_DIRECTIONS_.
Collect each line of the records containing the string "icon".

::: EXERCISE DATA :::

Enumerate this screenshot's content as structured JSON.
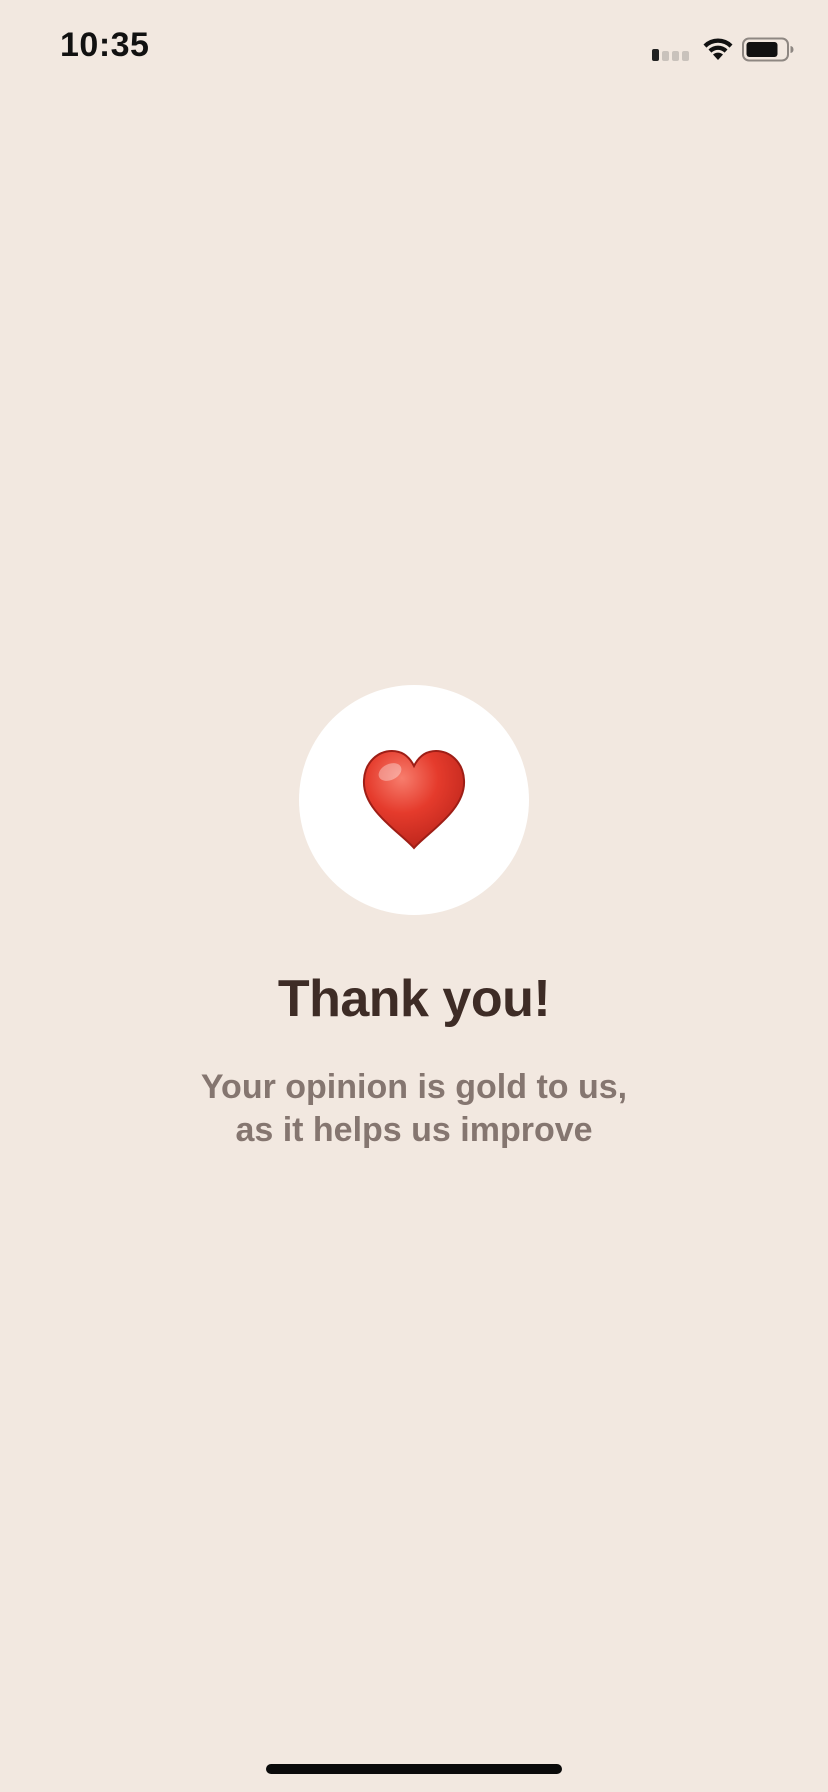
{
  "status_bar": {
    "time": "10:35",
    "signal_icon": "cellular-signal-icon",
    "wifi_icon": "wifi-icon",
    "battery_icon": "battery-icon",
    "battery_level": 0.75
  },
  "feedback": {
    "icon": "red-heart-icon",
    "heart_color": "#E1352A",
    "title": "Thank you!",
    "message_line1": "Your opinion is gold to us,",
    "message_line2": "as it helps us improve"
  },
  "colors": {
    "background": "#F2E8E0",
    "title": "#3E2C26",
    "message": "#857670",
    "circle": "#FFFFFF"
  },
  "home_indicator": "home-indicator-bar"
}
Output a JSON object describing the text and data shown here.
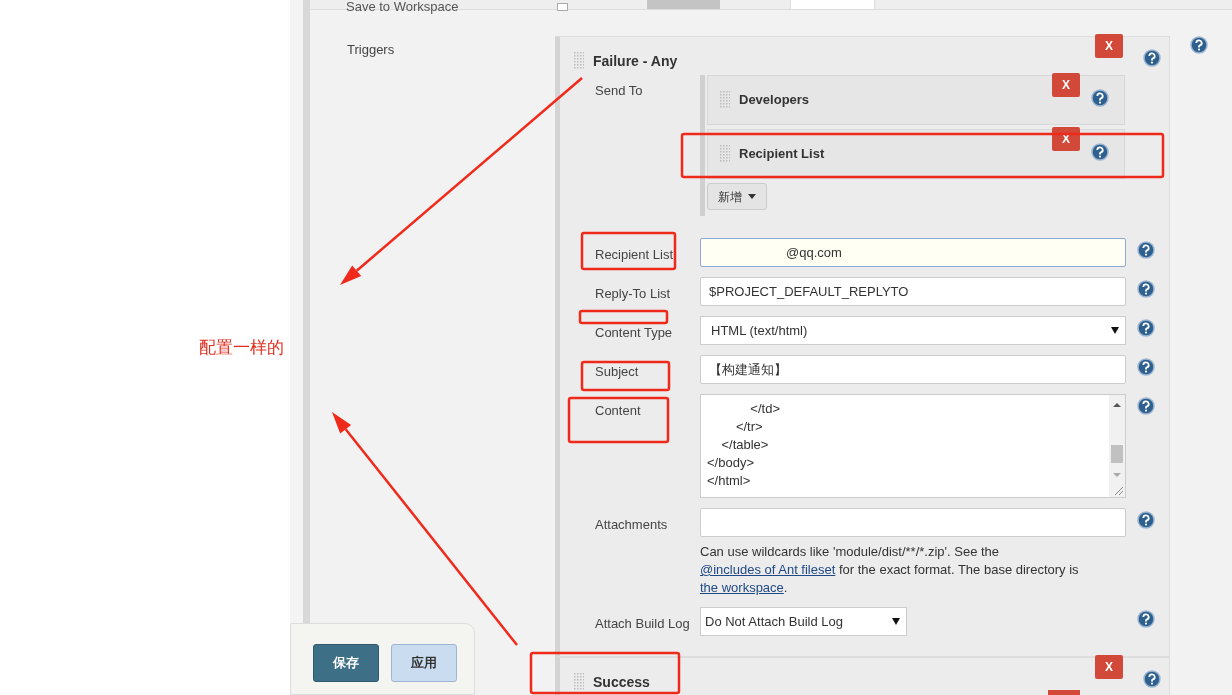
{
  "top_section": {
    "label": "Save to Workspace",
    "checked": false
  },
  "triggers": {
    "label": "Triggers",
    "trigger_list": [
      {
        "title": "Failure - Any",
        "remove_label": "X",
        "send_to": {
          "label": "Send To",
          "recipients": [
            {
              "title": "Developers",
              "remove_label": "X"
            },
            {
              "title": "Recipient List",
              "remove_label": "X"
            }
          ],
          "add_button": "新增"
        },
        "fields": [
          {
            "kind": "input",
            "label": "Recipient List",
            "value": "@qq.com",
            "focused": true
          },
          {
            "kind": "input",
            "label": "Reply-To List",
            "value": "$PROJECT_DEFAULT_REPLYTO",
            "focused": false
          },
          {
            "kind": "select",
            "label": "Content Type",
            "value": "HTML (text/html)"
          },
          {
            "kind": "input",
            "label": "Subject",
            "value": "【构建通知】",
            "focused": false
          },
          {
            "kind": "textarea",
            "label": "Content",
            "lines": [
              "            </td>",
              "        </tr>",
              "    </table>",
              "</body>",
              "</html>"
            ]
          },
          {
            "kind": "input",
            "label": "Attachments",
            "focused": false
          },
          {
            "kind": "note",
            "parts": [
              {
                "kind": "text",
                "text": "Can use wildcards like 'module/dist/**/*.zip'. See the "
              },
              {
                "kind": "link",
                "text": "@includes of Ant fileset"
              },
              {
                "kind": "text",
                "text": " for the exact format. The base directory is "
              },
              {
                "kind": "link",
                "text": "the workspace"
              },
              {
                "kind": "text",
                "text": "."
              }
            ]
          },
          {
            "kind": "select_small",
            "label": "Attach Build Log",
            "value": "Do Not Attach Build Log"
          }
        ]
      },
      {
        "title": "Success",
        "remove_label": "X"
      }
    ]
  },
  "annotation": "配置一样的",
  "footer_buttons": [
    {
      "label": "保存",
      "kind": "primary"
    },
    {
      "label": "应用",
      "kind": "secondary"
    }
  ]
}
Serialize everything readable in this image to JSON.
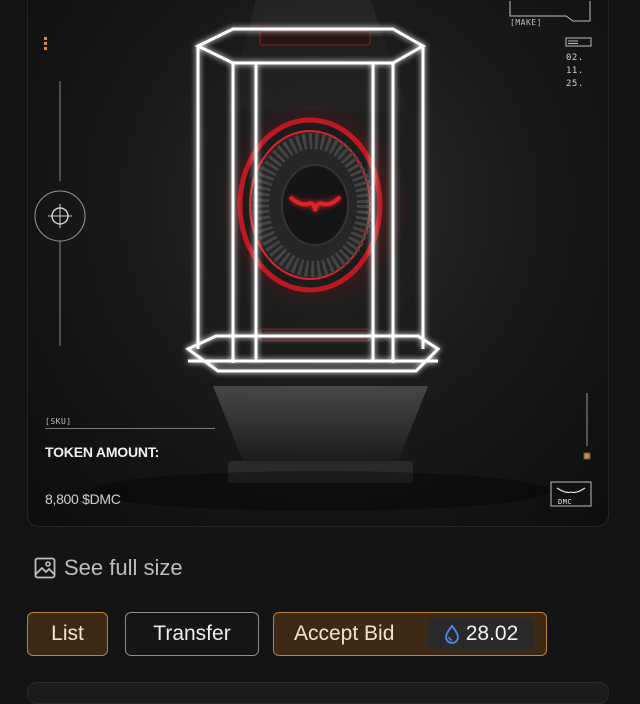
{
  "nft_card": {
    "sku_label": "[SKU]",
    "token_label": "TOKEN AMOUNT:",
    "token_value": "8,800 $DMC",
    "make_label": "[MAKE]",
    "date_text": "02.\n11.\n25.",
    "logo_text": "DMC"
  },
  "actions": {
    "see_full_size": "See full size",
    "list_label": "List",
    "transfer_label": "Transfer",
    "accept_bid_label": "Accept Bid",
    "bid_amount": "28.02"
  },
  "colors": {
    "accent_orange": "#b8803a",
    "accent_red": "#e0202a",
    "droplet_blue": "#4a8ef0"
  }
}
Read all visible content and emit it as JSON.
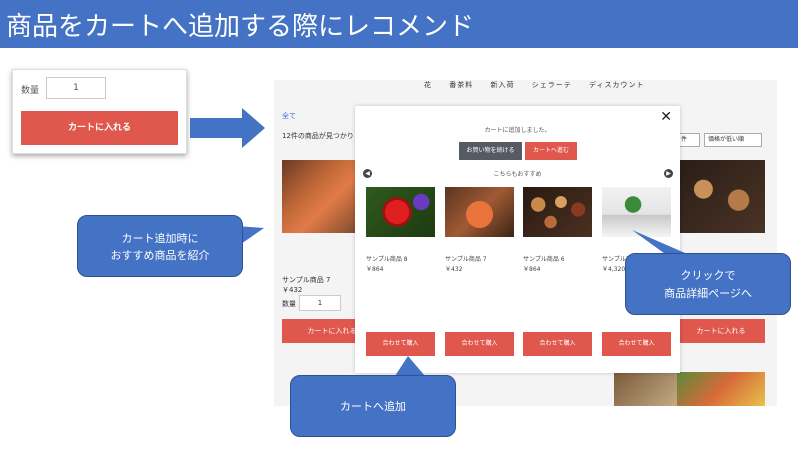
{
  "slide": {
    "title": "商品をカートへ追加する際にレコメンド"
  },
  "left_card": {
    "qty_label": "数量",
    "qty_value": "1",
    "add_to_cart_label": "カートに入れる"
  },
  "shop": {
    "nav_items": [
      "花",
      "番茶料",
      "新入荷",
      "シェラーテ",
      "ディスカウント"
    ],
    "breadcrumb": "全て",
    "result_count": "12件の商品が見つかり",
    "sort_select_1": "件",
    "sort_select_2": "価格が低い順",
    "product_name": "サンプル商品 7",
    "product_price": "￥432",
    "qty_label": "数量",
    "qty_value": "1",
    "add_to_cart_label": "カートに入れる"
  },
  "modal": {
    "close_label": "✕",
    "message": "カートに追加しました。",
    "continue_label": "お買い物を続ける",
    "go_to_cart_label": "カートへ進む",
    "recommend_title": "こちらもおすすめ",
    "prev_label": "◀",
    "next_label": "▶",
    "products": [
      {
        "name": "サンプル商品 8",
        "price": "￥864",
        "image": "red-rose",
        "buy_label": "合わせて購入"
      },
      {
        "name": "サンプル商品 7",
        "price": "￥432",
        "image": "salmon-fillet",
        "buy_label": "合わせて購入"
      },
      {
        "name": "サンプル商品 6",
        "price": "￥864",
        "image": "spice-bowls",
        "buy_label": "合わせて購入"
      },
      {
        "name": "サンプル商品",
        "price": "￥4,320",
        "image": "potted-plant",
        "buy_label": "合わせて購入"
      }
    ]
  },
  "callouts": {
    "recommend_line1": "カート追加時に",
    "recommend_line2": "おすすめ商品を紹介",
    "detail_line1": "クリックで",
    "detail_line2": "商品詳細ページへ",
    "add_to_cart": "カートへ追加"
  },
  "colors": {
    "accent_blue": "#4472c4",
    "button_red": "#e0574e",
    "button_dark": "#555a63"
  }
}
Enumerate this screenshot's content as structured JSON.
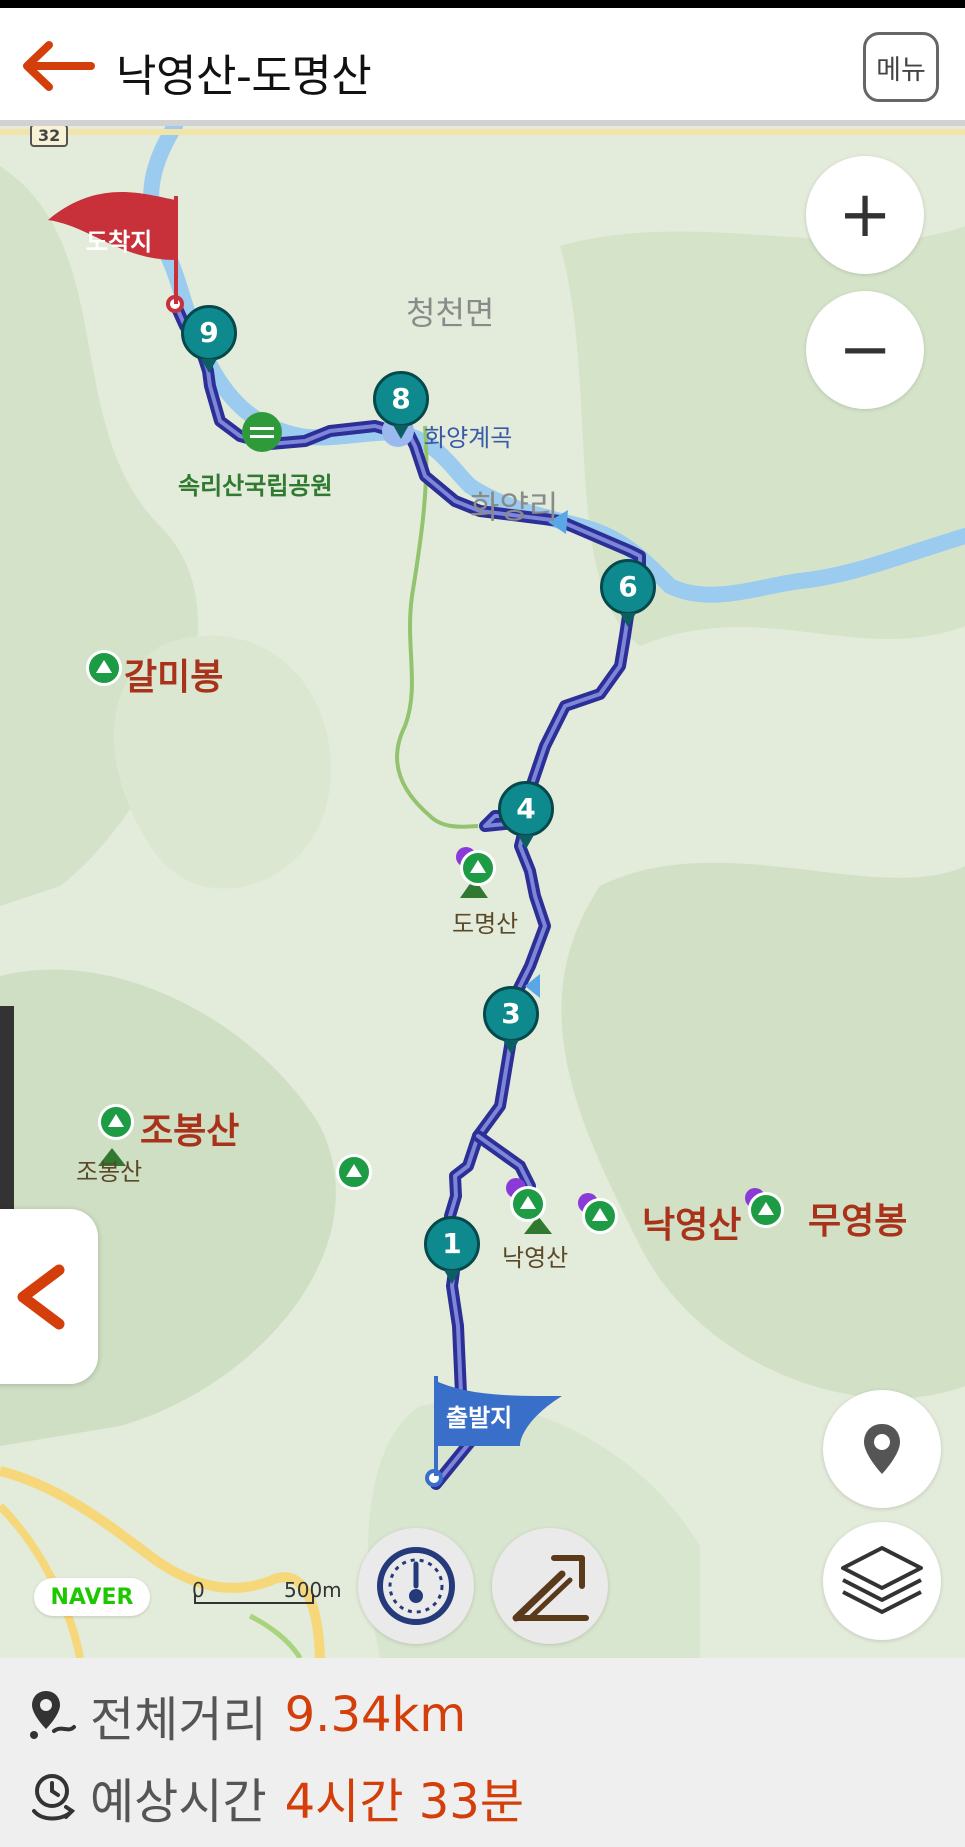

:::

_FINAL RESULT_.
    "signal_icon": "cellular-signal-icon",
    "wifi_icon": "wifi-icon",
    "battery_icon": "battery-icon",
    "icon": "red-heart-icon",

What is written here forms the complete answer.